(Chart and figure data)
══════

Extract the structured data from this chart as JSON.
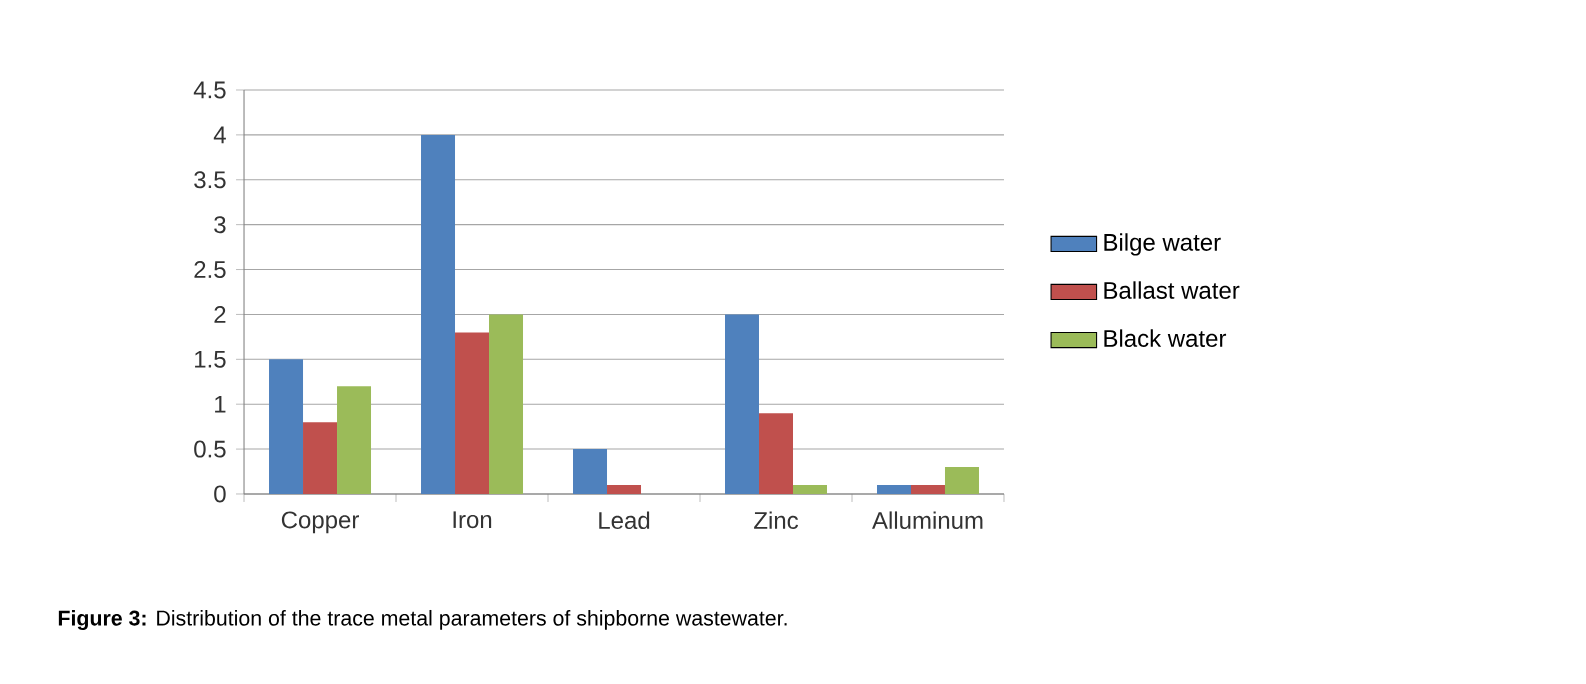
{
  "chart_data": {
    "type": "bar",
    "categories": [
      "Copper",
      "Iron",
      "Lead",
      "Zinc",
      "Alluminum"
    ],
    "series": [
      {
        "name": "Bilge water",
        "color": "#4f81bd",
        "values": [
          1.5,
          4,
          0.5,
          2,
          0.1
        ]
      },
      {
        "name": "Ballast water",
        "color": "#c0504d",
        "values": [
          0.8,
          1.8,
          0.1,
          0.9,
          0.1
        ]
      },
      {
        "name": "Black water",
        "color": "#9bbb59",
        "values": [
          1.2,
          2,
          0,
          0.1,
          0.3
        ]
      }
    ],
    "ylim": [
      0,
      4.5
    ],
    "yticks": [
      0,
      0.5,
      1,
      1.5,
      2,
      2.5,
      3,
      3.5,
      4,
      4.5
    ],
    "grid": "y",
    "legend": "right",
    "annotations": [
      "**Figure 3:** Distribution of the trace metal parameters of shipborne wastewater."
    ]
  }
}
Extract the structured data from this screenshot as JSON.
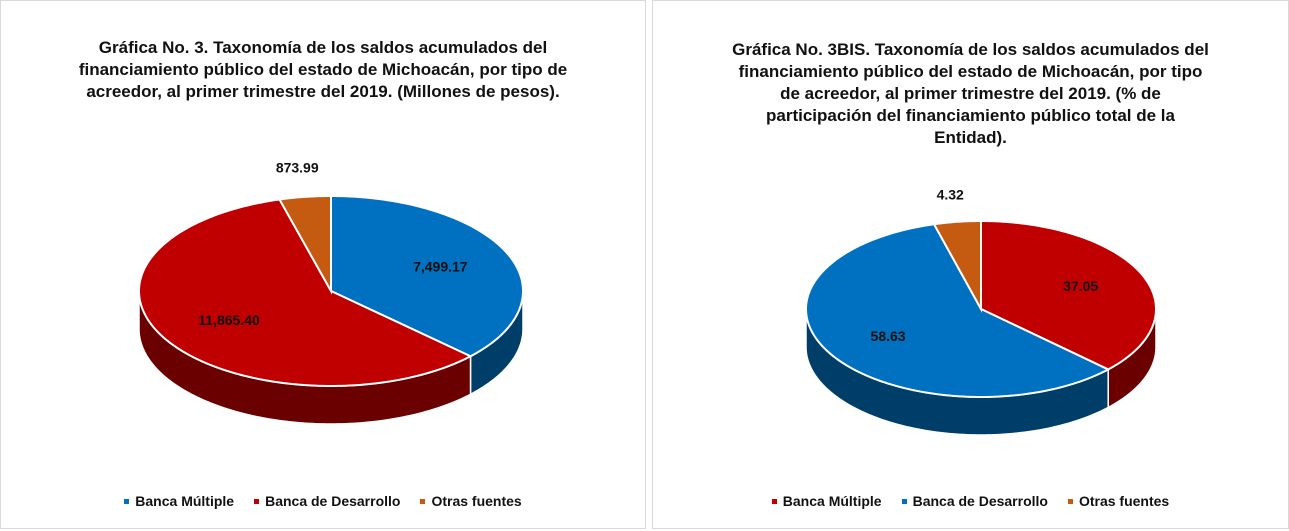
{
  "chart_data": [
    {
      "type": "pie",
      "title": "Gráfica No. 3. Taxonomía de los saldos acumulados del financiamiento público del estado de Michoacán, por tipo de acreedor, al primer trimestre del 2019. (Millones de pesos).",
      "categories": [
        "Banca Múltiple",
        "Banca de Desarrollo",
        "Otras fuentes"
      ],
      "values": [
        7499.17,
        11865.4,
        873.99
      ],
      "value_labels": [
        "7,499.17",
        "11,865.40",
        "873.99"
      ],
      "colors": [
        "#0070c0",
        "#c00000",
        "#c55a11"
      ]
    },
    {
      "type": "pie",
      "title": "Gráfica No. 3BIS. Taxonomía de los saldos acumulados del financiamiento público del estado de Michoacán, por tipo de acreedor, al primer trimestre del 2019. (% de participación del financiamiento público total de la Entidad).",
      "categories": [
        "Banca Múltiple",
        "Banca de Desarrollo",
        "Otras fuentes"
      ],
      "values": [
        37.05,
        58.63,
        4.32
      ],
      "colors": [
        "#c00000",
        "#0070c0",
        "#c55a11"
      ]
    }
  ]
}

══════

→ WHAT IS REQUIRED: For the entries above, count the lines that contain the string "JSON", and state that number without further comment.

→ OUTPUT OF THE TASK: 2